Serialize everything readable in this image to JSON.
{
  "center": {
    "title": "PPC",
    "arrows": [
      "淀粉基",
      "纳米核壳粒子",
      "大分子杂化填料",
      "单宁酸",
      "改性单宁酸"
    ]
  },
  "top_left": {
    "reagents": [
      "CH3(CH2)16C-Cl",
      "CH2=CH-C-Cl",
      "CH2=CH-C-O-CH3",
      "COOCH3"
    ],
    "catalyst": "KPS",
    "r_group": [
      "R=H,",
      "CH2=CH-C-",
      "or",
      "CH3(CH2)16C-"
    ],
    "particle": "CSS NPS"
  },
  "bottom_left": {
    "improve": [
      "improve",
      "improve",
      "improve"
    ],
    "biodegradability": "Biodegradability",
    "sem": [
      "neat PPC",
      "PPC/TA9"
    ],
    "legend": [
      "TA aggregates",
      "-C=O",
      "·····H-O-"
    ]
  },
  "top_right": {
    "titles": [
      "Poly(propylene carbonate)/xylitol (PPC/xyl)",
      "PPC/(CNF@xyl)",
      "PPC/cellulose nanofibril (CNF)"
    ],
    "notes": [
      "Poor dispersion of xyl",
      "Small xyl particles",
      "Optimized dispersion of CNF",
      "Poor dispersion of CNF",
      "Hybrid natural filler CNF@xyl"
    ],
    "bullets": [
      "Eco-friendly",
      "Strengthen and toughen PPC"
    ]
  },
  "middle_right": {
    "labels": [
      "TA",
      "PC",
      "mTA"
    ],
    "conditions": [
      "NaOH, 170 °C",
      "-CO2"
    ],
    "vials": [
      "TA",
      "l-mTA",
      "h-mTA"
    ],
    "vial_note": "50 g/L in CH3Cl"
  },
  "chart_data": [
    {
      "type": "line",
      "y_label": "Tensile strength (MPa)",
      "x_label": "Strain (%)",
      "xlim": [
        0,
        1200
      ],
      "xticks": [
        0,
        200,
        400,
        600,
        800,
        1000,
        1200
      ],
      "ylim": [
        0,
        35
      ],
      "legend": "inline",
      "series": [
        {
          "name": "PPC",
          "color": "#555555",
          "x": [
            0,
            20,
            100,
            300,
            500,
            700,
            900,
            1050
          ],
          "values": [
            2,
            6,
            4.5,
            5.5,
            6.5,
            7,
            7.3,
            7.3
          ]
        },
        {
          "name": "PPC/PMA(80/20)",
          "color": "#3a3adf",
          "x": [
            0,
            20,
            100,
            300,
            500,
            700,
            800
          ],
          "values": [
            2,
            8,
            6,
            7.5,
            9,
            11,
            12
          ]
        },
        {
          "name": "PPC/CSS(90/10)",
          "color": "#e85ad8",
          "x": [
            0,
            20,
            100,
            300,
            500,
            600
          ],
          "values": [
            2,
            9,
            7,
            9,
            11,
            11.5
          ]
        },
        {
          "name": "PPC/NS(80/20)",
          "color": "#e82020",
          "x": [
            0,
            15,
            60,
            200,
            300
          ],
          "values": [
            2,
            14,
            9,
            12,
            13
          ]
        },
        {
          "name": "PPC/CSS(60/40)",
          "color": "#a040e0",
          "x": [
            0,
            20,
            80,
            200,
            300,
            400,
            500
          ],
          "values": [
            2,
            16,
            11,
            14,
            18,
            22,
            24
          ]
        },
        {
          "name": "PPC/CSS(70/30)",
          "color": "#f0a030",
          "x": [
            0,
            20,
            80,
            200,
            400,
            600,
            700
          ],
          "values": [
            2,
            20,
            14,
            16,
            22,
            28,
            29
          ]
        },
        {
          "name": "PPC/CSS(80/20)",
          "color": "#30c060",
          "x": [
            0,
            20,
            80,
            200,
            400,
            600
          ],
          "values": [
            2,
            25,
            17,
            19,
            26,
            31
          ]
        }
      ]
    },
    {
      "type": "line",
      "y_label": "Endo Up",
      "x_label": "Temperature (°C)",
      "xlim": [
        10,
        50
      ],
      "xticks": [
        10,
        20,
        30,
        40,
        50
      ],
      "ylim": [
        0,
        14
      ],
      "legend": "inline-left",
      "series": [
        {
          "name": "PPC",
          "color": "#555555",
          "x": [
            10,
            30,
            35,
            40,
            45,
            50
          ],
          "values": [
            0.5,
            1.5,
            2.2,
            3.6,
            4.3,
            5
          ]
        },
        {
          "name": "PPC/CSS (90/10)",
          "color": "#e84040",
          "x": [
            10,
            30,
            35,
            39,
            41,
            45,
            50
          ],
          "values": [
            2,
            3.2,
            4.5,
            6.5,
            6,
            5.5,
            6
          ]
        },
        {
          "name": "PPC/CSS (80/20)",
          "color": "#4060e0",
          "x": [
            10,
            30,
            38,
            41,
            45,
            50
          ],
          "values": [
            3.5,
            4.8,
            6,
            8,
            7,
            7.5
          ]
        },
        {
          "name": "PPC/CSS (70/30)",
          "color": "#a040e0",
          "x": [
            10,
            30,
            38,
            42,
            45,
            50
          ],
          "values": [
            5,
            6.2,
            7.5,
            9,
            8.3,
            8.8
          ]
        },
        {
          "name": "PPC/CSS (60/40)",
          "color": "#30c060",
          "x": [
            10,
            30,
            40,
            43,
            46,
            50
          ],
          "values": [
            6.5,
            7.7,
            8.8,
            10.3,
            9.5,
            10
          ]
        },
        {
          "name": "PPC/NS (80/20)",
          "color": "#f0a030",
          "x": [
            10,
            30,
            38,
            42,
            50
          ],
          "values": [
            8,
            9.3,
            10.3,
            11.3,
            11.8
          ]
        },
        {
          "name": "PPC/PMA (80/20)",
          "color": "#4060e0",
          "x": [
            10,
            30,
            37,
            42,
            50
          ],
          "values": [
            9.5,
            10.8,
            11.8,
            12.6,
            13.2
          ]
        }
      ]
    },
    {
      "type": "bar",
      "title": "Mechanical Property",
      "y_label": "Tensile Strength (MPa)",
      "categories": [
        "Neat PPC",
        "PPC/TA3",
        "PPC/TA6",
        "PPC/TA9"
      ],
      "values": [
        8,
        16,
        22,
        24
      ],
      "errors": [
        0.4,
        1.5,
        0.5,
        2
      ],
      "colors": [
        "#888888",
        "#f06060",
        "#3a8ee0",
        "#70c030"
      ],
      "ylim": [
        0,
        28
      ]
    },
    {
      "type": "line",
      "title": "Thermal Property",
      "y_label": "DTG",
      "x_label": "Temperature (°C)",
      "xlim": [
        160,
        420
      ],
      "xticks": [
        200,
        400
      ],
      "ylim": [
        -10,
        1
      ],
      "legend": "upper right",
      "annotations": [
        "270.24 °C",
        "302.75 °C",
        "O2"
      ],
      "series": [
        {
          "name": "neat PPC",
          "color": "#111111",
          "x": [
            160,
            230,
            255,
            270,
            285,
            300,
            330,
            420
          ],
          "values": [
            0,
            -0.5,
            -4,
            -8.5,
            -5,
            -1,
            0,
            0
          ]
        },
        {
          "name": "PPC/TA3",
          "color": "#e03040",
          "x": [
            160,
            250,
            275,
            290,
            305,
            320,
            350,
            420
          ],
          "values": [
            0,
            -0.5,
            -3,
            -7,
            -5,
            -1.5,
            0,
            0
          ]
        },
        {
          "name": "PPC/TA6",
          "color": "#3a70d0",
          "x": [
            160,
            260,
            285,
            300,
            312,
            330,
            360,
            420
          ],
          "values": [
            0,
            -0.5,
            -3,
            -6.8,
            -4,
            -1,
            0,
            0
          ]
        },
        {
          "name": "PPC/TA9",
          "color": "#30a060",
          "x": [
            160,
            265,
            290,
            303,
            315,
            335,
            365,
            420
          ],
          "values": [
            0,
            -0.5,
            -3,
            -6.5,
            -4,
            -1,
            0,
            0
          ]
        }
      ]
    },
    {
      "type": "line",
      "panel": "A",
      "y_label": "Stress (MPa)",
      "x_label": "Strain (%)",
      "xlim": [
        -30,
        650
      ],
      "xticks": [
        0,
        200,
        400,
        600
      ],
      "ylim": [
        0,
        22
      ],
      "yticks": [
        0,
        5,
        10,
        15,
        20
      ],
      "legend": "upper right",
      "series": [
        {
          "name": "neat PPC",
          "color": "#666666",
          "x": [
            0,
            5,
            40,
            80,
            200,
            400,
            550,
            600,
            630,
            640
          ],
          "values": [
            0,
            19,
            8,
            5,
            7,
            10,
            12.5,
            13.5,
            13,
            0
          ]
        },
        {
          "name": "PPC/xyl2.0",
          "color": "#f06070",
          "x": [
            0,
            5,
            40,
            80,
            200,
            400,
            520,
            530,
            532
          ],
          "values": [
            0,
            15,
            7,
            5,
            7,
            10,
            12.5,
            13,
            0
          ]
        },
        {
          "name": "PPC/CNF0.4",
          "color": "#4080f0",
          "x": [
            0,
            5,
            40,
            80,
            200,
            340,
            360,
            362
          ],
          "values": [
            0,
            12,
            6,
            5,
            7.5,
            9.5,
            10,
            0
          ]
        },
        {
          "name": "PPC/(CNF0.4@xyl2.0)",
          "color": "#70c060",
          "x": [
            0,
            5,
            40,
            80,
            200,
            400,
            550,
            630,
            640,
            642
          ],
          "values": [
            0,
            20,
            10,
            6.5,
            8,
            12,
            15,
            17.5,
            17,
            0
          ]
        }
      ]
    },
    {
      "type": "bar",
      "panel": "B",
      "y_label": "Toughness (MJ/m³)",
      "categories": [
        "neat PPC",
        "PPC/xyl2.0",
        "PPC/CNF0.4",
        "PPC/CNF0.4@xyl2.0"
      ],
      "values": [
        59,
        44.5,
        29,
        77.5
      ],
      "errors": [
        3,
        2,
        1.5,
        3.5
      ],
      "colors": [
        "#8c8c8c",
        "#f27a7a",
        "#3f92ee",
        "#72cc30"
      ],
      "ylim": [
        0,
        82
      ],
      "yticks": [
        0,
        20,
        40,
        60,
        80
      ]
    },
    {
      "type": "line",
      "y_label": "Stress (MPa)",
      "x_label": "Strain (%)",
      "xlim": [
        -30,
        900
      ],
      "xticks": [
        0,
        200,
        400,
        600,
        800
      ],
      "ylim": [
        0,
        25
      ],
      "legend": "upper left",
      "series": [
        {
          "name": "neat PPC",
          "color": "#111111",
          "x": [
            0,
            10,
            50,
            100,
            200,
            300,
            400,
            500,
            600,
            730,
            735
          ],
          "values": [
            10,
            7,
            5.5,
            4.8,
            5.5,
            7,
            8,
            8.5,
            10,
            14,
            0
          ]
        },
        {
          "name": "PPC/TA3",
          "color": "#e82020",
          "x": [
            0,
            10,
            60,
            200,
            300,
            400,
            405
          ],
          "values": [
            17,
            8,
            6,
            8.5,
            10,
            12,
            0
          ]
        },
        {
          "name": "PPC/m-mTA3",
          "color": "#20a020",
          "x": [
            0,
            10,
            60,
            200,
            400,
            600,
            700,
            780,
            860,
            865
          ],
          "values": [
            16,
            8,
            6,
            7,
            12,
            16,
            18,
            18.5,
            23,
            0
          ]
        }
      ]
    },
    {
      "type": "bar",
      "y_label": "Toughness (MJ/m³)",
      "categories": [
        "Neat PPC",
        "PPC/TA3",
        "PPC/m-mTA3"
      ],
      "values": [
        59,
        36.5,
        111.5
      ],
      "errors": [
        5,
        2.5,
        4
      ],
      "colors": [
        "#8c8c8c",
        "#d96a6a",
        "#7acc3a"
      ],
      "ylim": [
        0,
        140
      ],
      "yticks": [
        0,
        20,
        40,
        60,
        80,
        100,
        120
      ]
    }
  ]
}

= WHAT THIS TASK INVOLVES =
From the data above, show each line that contains "dispersion".

= FULL SOLUTION =
      "Poor dispersion of xyl",
      "Optimized dispersion of CNF",
      "Poor dispersion of CNF",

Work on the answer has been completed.